### Set problem
Show every line that has the string "title" in it.

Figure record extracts
::::::::::

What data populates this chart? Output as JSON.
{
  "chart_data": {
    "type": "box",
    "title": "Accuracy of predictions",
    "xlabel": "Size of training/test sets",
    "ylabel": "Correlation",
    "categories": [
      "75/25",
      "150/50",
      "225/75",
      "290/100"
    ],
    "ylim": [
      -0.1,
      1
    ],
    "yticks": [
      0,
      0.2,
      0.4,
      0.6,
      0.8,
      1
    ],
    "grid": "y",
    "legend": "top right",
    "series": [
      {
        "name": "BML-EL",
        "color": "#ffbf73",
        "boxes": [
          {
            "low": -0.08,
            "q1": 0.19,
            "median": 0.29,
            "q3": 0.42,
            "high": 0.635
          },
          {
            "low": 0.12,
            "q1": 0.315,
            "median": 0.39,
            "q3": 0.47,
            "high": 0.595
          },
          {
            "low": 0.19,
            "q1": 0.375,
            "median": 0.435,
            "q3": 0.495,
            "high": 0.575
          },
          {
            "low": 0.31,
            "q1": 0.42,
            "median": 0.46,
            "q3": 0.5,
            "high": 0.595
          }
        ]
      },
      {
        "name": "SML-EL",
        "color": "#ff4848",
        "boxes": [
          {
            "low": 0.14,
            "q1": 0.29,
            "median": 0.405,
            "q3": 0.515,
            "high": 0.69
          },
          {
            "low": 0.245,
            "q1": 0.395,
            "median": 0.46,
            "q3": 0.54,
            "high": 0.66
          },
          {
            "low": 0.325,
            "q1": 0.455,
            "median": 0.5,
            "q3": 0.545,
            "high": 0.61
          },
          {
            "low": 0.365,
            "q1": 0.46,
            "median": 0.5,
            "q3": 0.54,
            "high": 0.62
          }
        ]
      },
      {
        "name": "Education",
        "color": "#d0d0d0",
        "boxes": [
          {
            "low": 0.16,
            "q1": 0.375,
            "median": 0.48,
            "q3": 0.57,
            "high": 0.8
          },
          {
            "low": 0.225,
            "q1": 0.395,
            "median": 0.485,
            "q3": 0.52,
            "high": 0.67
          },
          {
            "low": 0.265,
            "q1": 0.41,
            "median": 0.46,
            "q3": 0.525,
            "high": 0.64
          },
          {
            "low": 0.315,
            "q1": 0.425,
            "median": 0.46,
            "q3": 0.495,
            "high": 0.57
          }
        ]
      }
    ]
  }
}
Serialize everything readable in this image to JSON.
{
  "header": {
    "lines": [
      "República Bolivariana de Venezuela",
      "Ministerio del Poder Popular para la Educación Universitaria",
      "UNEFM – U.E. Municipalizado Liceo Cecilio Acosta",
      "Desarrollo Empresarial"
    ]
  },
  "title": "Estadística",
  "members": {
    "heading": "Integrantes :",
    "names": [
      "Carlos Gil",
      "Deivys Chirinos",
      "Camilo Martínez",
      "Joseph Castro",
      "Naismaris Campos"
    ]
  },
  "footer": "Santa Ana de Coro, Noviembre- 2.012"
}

::::::::::

### Answer for the task
    "title": "Accuracy of predictions",
  "title": "Estadística",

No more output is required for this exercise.